(Written instruction) Copy out every line of the data exactly.

===== Dataset records =====

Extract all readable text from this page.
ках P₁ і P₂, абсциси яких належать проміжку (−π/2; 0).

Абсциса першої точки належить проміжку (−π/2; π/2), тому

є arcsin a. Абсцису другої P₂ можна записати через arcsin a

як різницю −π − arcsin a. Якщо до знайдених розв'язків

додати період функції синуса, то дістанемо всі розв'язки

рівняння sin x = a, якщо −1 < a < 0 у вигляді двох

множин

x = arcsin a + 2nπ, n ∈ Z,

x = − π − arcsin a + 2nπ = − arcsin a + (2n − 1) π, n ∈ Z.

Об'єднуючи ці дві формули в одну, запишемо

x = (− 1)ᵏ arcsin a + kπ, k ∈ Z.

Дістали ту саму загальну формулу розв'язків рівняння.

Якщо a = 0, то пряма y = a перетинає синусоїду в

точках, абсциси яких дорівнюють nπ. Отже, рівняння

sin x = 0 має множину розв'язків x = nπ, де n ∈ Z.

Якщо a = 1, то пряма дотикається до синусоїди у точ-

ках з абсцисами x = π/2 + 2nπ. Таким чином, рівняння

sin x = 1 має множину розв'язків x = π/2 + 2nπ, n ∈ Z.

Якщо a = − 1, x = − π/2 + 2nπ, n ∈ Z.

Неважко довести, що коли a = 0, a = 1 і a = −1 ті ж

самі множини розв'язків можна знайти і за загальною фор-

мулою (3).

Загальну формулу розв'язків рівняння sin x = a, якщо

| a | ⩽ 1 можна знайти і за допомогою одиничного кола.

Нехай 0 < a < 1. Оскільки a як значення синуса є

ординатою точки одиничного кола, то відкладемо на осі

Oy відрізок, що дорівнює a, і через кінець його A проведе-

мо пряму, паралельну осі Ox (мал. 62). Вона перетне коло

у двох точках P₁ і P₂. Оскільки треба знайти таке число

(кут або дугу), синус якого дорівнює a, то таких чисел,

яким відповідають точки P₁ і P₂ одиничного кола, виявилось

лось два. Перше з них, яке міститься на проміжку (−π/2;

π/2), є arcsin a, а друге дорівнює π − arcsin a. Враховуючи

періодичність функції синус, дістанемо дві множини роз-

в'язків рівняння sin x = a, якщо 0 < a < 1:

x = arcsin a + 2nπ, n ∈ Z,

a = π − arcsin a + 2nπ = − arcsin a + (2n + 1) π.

=====

(Written solution)
Extract all readable text from this page.
ках P₁ і P₂, абсциси яких належать проміжку (−π/2; 0).

Абсциса першої точки належить проміжку (−π/2; π/2), тому

є arcsin a. Абсцису другої P₂ можна записати через arcsin a

як різницю −π − arcsin a. Якщо до знайдених розв'язків

додати період функції синуса, то дістанемо всі розв'язки

рівняння sin x = a, якщо −1 < a < 0 у вигляді двох

множин

x = arcsin a + 2nπ, n ∈ Z,

x = − π − arcsin a + 2nπ = − arcsin a + (2n − 1) π, n ∈ Z.

Об'єднуючи ці дві формули в одну, запишемо

x = (− 1)ᵏ arcsin a + kπ, k ∈ Z.

Дістали ту саму загальну формулу розв'язків рівняння.

Якщо a = 0, то пряма y = a перетинає синусоїду в

точках, абсциси яких дорівнюють nπ. Отже, рівняння

sin x = 0 має множину розв'язків x = nπ, де n ∈ Z.

Якщо a = 1, то пряма дотикається до синусоїди у точ-

ках з абсцисами x = π/2 + 2nπ. Таким чином, рівняння

sin x = 1 має множину розв'язків x = π/2 + 2nπ, n ∈ Z.

Якщо a = − 1, x = − π/2 + 2nπ, n ∈ Z.

Неважко довести, що коли a = 0, a = 1 і a = −1 ті ж

самі множини розв'язків можна знайти і за загальною фор-

мулою (3).

Загальну формулу розв'язків рівняння sin x = a, якщо

| a | ⩽ 1 можна знайти і за допомогою одиничного кола.

Нехай 0 < a < 1. Оскільки a як значення синуса є

ординатою точки одиничного кола, то відкладемо на осі

Oy відрізок, що дорівнює a, і через кінець його A проведе-

мо пряму, паралельну осі Ox (мал. 62). Вона перетне коло

у двох точках P₁ і P₂. Оскільки треба знайти таке число

(кут або дугу), синус якого дорівнює a, то таких чисел,

яким відповідають точки P₁ і P₂ одиничного кола, виявилось

лось два. Перше з них, яке міститься на проміжку (−π/2;

π/2), є arcsin a, а друге дорівнює π − arcsin a. Враховуючи

періодичність функції синус, дістанемо дві множини роз-

в'язків рівняння sin x = a, якщо 0 < a < 1:

x = arcsin a + 2nπ, n ∈ Z,

a = π − arcsin a + 2nπ = − arcsin a + (2n + 1) π.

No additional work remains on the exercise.